⟨

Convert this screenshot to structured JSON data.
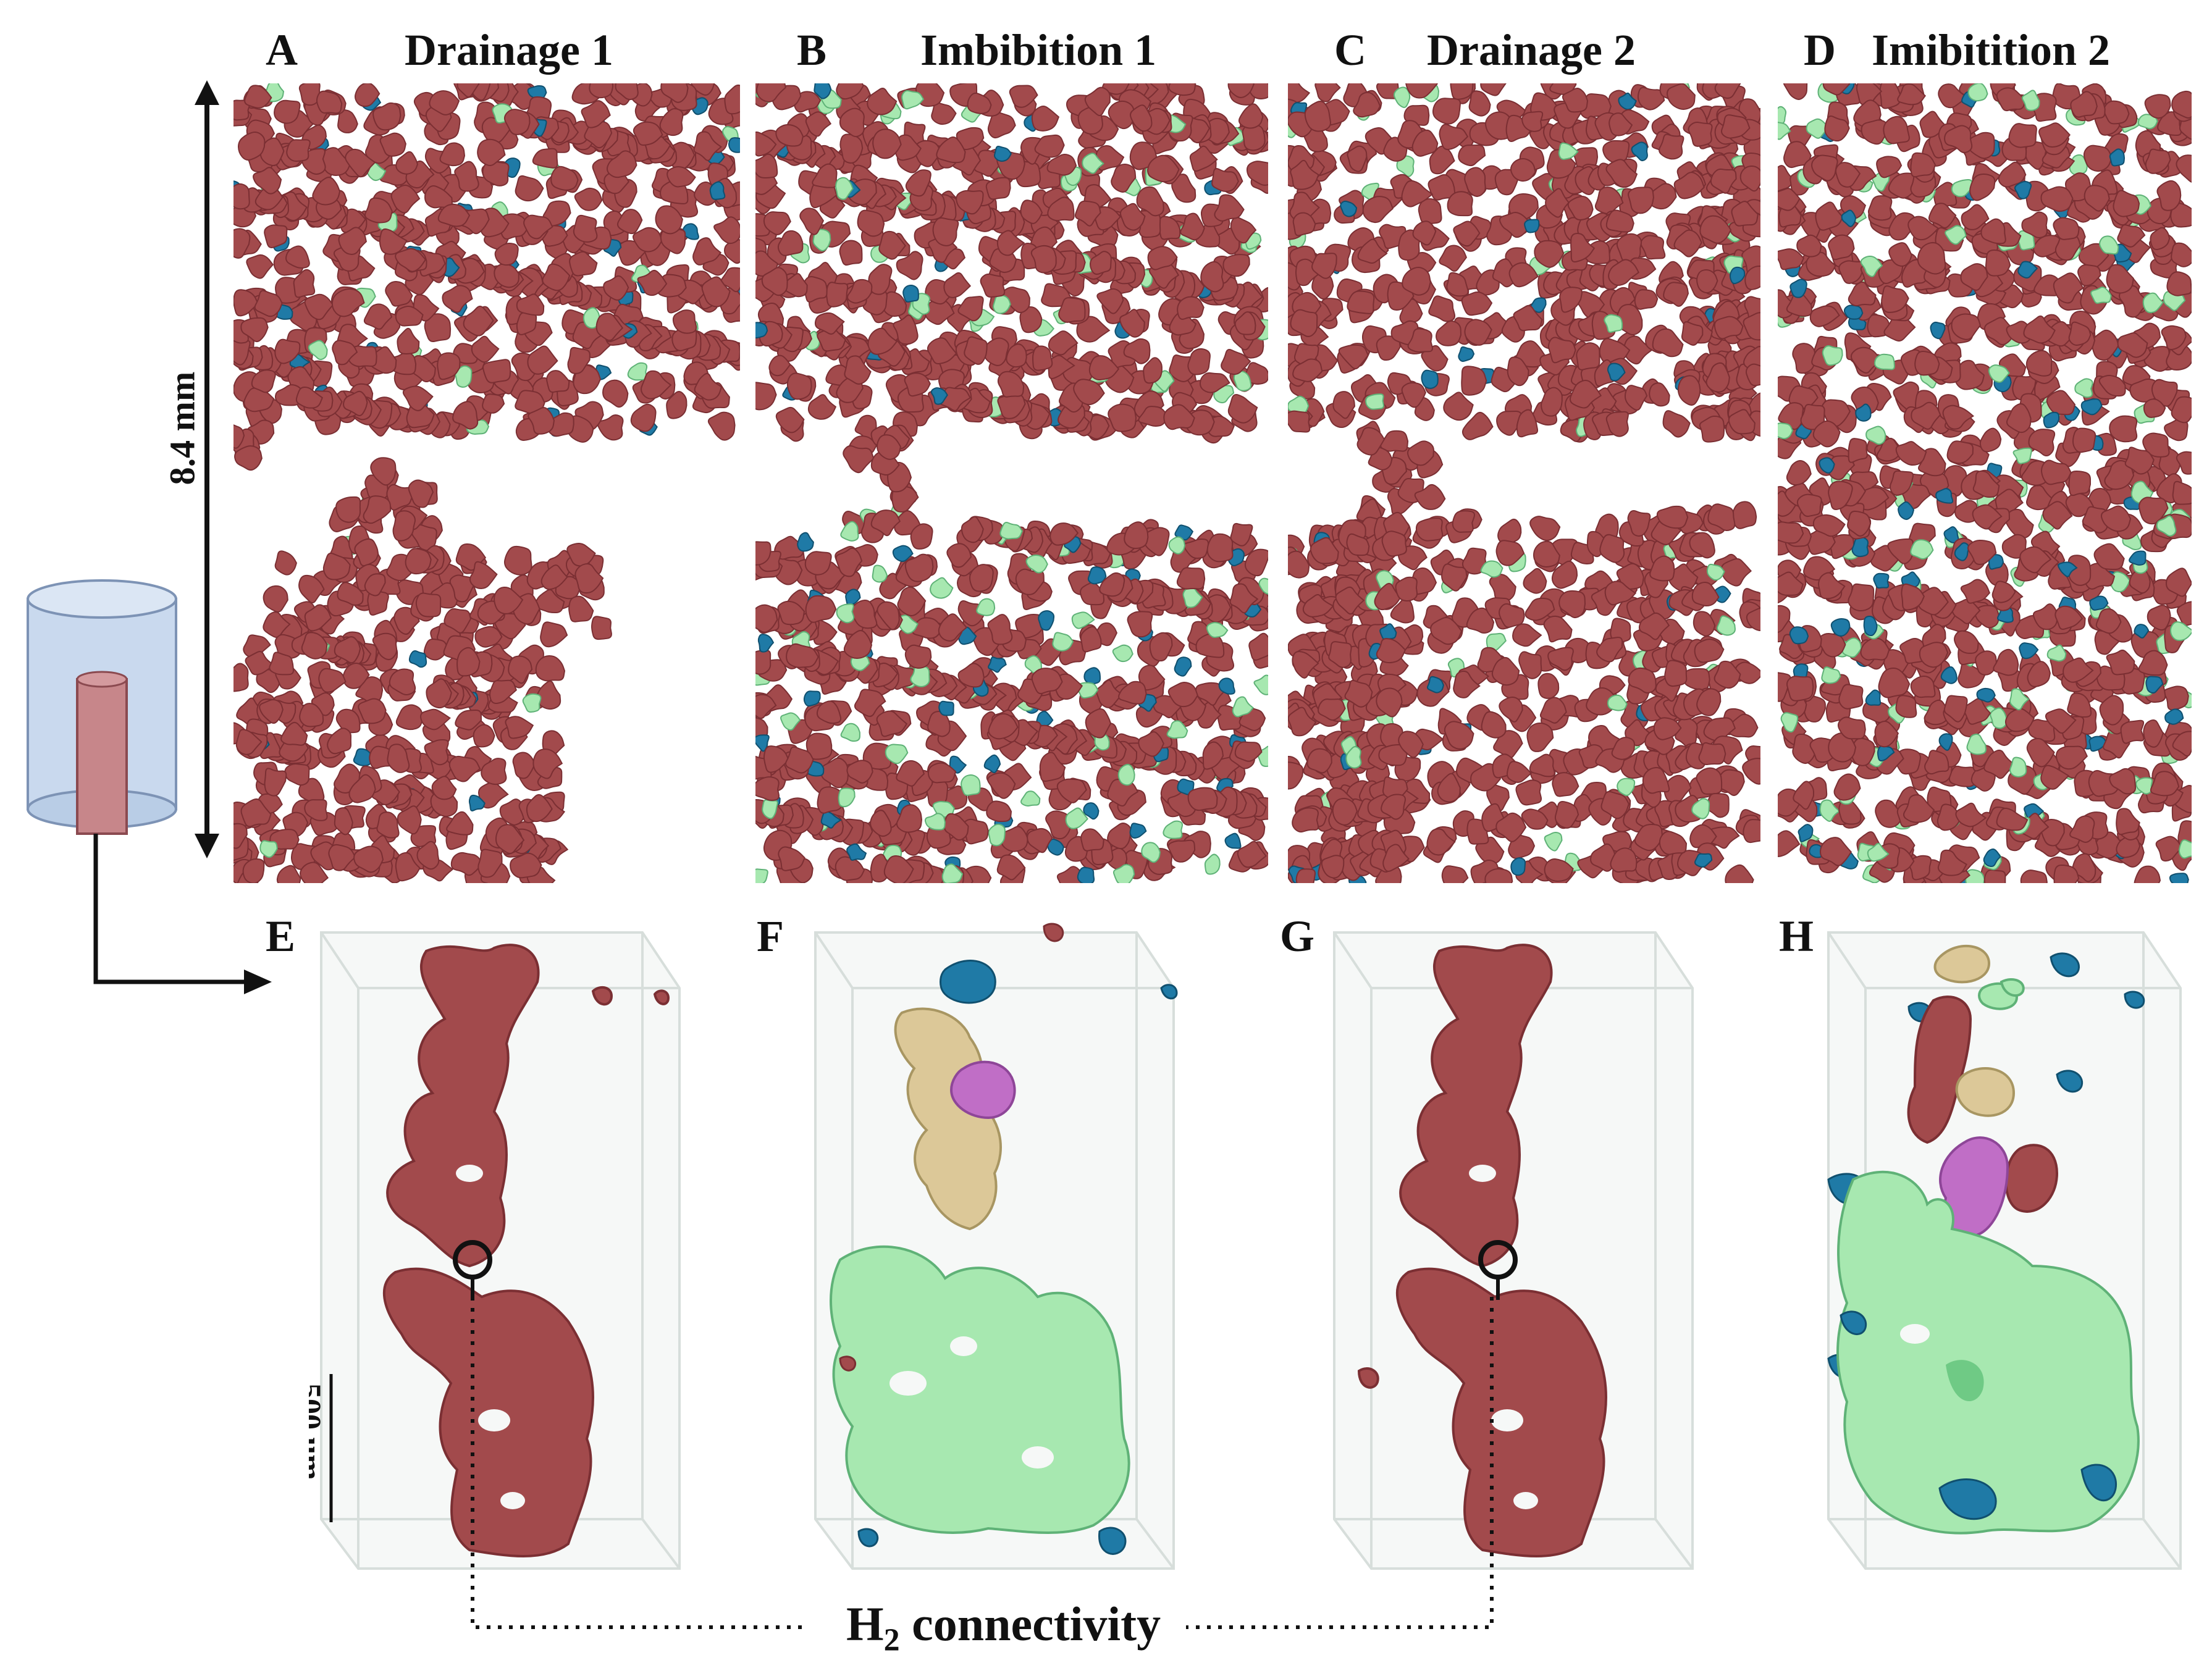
{
  "panels_top": [
    {
      "letter": "A",
      "title": "Drainage 1"
    },
    {
      "letter": "B",
      "title": "Imbibition 1"
    },
    {
      "letter": "C",
      "title": "Drainage 2"
    },
    {
      "letter": "D",
      "title": "Imibitition 2"
    }
  ],
  "panels_bottom": [
    {
      "letter": "E"
    },
    {
      "letter": "F"
    },
    {
      "letter": "G"
    },
    {
      "letter": "H"
    }
  ],
  "height_label": "8.4 mm",
  "scale_label": "500 um",
  "connectivity_label": {
    "main": "H",
    "sub": "2",
    "rest": " connectivity"
  },
  "colors": {
    "rock_red": "#a24a4c",
    "rock_red_dark": "#7b2f33",
    "blue": "#1f7aa6",
    "blue_dark": "#10506f",
    "green": "#a7e8b0",
    "green_dark": "#5fb277",
    "tan": "#dcc898",
    "purple": "#c06ec6",
    "box_edge": "#d7dedb",
    "cylinder_fill": "#c9d9ee",
    "cylinder_edge": "#7d93b5"
  }
}
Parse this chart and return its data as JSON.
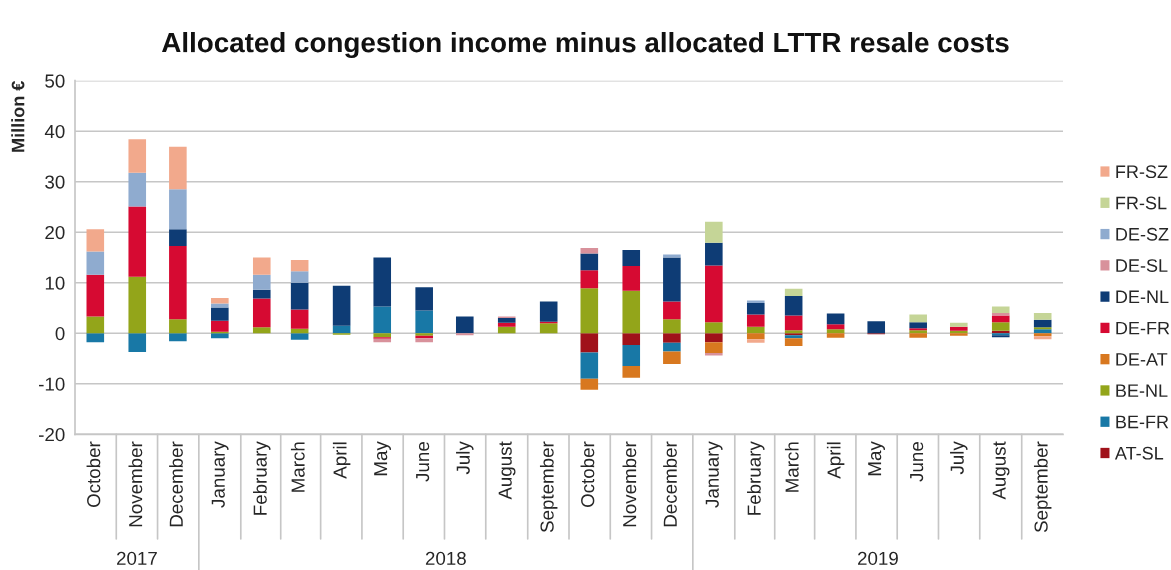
{
  "chart_data": {
    "type": "bar",
    "title": "Allocated congestion income minus allocated LTTR resale costs",
    "ylabel": "Million €",
    "x": [
      "2017-10",
      "2017-11",
      "2017-12",
      "2018-01",
      "2018-02",
      "2018-03",
      "2018-04",
      "2018-05",
      "2018-06",
      "2018-07",
      "2018-08",
      "2018-09",
      "2018-10",
      "2018-11",
      "2018-12",
      "2019-01",
      "2019-02",
      "2019-03",
      "2019-04",
      "2019-05",
      "2019-06",
      "2019-07",
      "2019-08",
      "2019-09"
    ],
    "xlim": [
      "2017-09-16",
      "2019-09-16"
    ],
    "xticks": [
      {
        "value": "2017-10",
        "label": "October"
      },
      {
        "value": "2017-11",
        "label": "November"
      },
      {
        "value": "2017-12",
        "label": "December"
      },
      {
        "value": "2018-01",
        "label": "January"
      },
      {
        "value": "2018-02",
        "label": "February"
      },
      {
        "value": "2018-03",
        "label": "March"
      },
      {
        "value": "2018-04",
        "label": "April"
      },
      {
        "value": "2018-05",
        "label": "May"
      },
      {
        "value": "2018-06",
        "label": "June"
      },
      {
        "value": "2018-07",
        "label": "July"
      },
      {
        "value": "2018-08",
        "label": "August"
      },
      {
        "value": "2018-09",
        "label": "September"
      },
      {
        "value": "2018-10",
        "label": "October"
      },
      {
        "value": "2018-11",
        "label": "November"
      },
      {
        "value": "2018-12",
        "label": "December"
      },
      {
        "value": "2019-01",
        "label": "January"
      },
      {
        "value": "2019-02",
        "label": "February"
      },
      {
        "value": "2019-03",
        "label": "March"
      },
      {
        "value": "2019-04",
        "label": "April"
      },
      {
        "value": "2019-05",
        "label": "May"
      },
      {
        "value": "2019-06",
        "label": "June"
      },
      {
        "value": "2019-07",
        "label": "July"
      },
      {
        "value": "2019-08",
        "label": "August"
      },
      {
        "value": "2019-09",
        "label": "September"
      }
    ],
    "ylim": [
      -20,
      50
    ],
    "yticks": [
      -20,
      -10,
      0,
      10,
      20,
      30,
      40,
      50
    ],
    "stacked": true,
    "grid": "y",
    "legend": "right",
    "annotations": [
      "2017",
      "2018",
      "2019"
    ],
    "series": [
      {
        "name": "AT-SL",
        "color": "#a0121a",
        "values": [
          null,
          null,
          null,
          null,
          null,
          null,
          null,
          null,
          null,
          null,
          null,
          null,
          -3.8,
          -2.3,
          -1.9,
          -1.8,
          null,
          -0.4,
          null,
          -0.2,
          null,
          null,
          0.5,
          null
        ]
      },
      {
        "name": "BE-FR",
        "color": "#1878a6",
        "values": [
          -1.8,
          -3.7,
          -1.6,
          -1.0,
          null,
          -1.3,
          1.5,
          5.3,
          4.5,
          null,
          null,
          null,
          -5.2,
          -4.2,
          -1.7,
          null,
          null,
          -0.6,
          null,
          null,
          null,
          null,
          -0.4,
          0.8
        ]
      },
      {
        "name": "BE-NL",
        "color": "#93a51a",
        "values": [
          3.3,
          11.2,
          2.8,
          0.3,
          1.2,
          0.9,
          -0.3,
          -0.8,
          -0.5,
          null,
          1.3,
          2.0,
          8.9,
          8.4,
          2.8,
          2.2,
          1.3,
          0.6,
          0.8,
          null,
          0.6,
          0.5,
          1.7,
          0.4
        ]
      },
      {
        "name": "DE-AT",
        "color": "#d8781f",
        "values": [
          null,
          null,
          null,
          null,
          null,
          null,
          null,
          null,
          null,
          null,
          null,
          null,
          -2.2,
          -2.3,
          -2.5,
          -2.1,
          -1.2,
          -1.5,
          -0.9,
          null,
          -0.9,
          -0.5,
          null,
          -0.6
        ]
      },
      {
        "name": "DE-FR",
        "color": "#d60a32",
        "values": [
          8.3,
          13.9,
          14.5,
          2.2,
          5.7,
          3.8,
          null,
          -0.3,
          -0.5,
          null,
          0.8,
          0.3,
          3.6,
          4.9,
          3.5,
          11.2,
          2.4,
          2.9,
          1.0,
          null,
          0.4,
          0.8,
          1.3,
          null
        ]
      },
      {
        "name": "DE-NL",
        "color": "#0e3c75",
        "values": [
          null,
          null,
          3.3,
          2.6,
          1.7,
          5.3,
          7.9,
          9.7,
          4.6,
          3.3,
          0.9,
          4.0,
          3.3,
          3.2,
          8.7,
          4.5,
          2.3,
          3.9,
          2.1,
          2.4,
          1.2,
          null,
          -0.4,
          1.5
        ]
      },
      {
        "name": "DE-SL",
        "color": "#d8919b",
        "values": [
          null,
          null,
          null,
          null,
          null,
          null,
          null,
          -0.7,
          -0.8,
          -0.4,
          0.3,
          null,
          1.1,
          null,
          null,
          -0.5,
          null,
          null,
          null,
          null,
          null,
          null,
          0.5,
          null
        ]
      },
      {
        "name": "DE-SZ",
        "color": "#8fabcf",
        "values": [
          4.6,
          6.7,
          7.9,
          0.8,
          3.0,
          2.3,
          null,
          null,
          null,
          null,
          null,
          null,
          null,
          null,
          0.6,
          null,
          0.5,
          null,
          null,
          null,
          null,
          null,
          null,
          null
        ]
      },
      {
        "name": "FR-SL",
        "color": "#c5d597",
        "values": [
          null,
          null,
          null,
          null,
          null,
          null,
          null,
          null,
          null,
          null,
          null,
          null,
          null,
          null,
          null,
          4.2,
          null,
          1.4,
          null,
          null,
          1.5,
          0.8,
          1.3,
          1.3
        ]
      },
      {
        "name": "FR-SZ",
        "color": "#f2a98c",
        "values": [
          4.4,
          6.6,
          8.4,
          1.1,
          3.4,
          2.2,
          null,
          null,
          null,
          null,
          null,
          null,
          null,
          null,
          null,
          null,
          -0.7,
          null,
          null,
          null,
          null,
          null,
          null,
          -0.6
        ]
      }
    ]
  }
}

⟩

WORK TO DO — Which lines include "JSON"? Copy each of them out.

THE RESPONSE —
Convert this screenshot to structured JSON data.
Parse this chart and return its data as JSON.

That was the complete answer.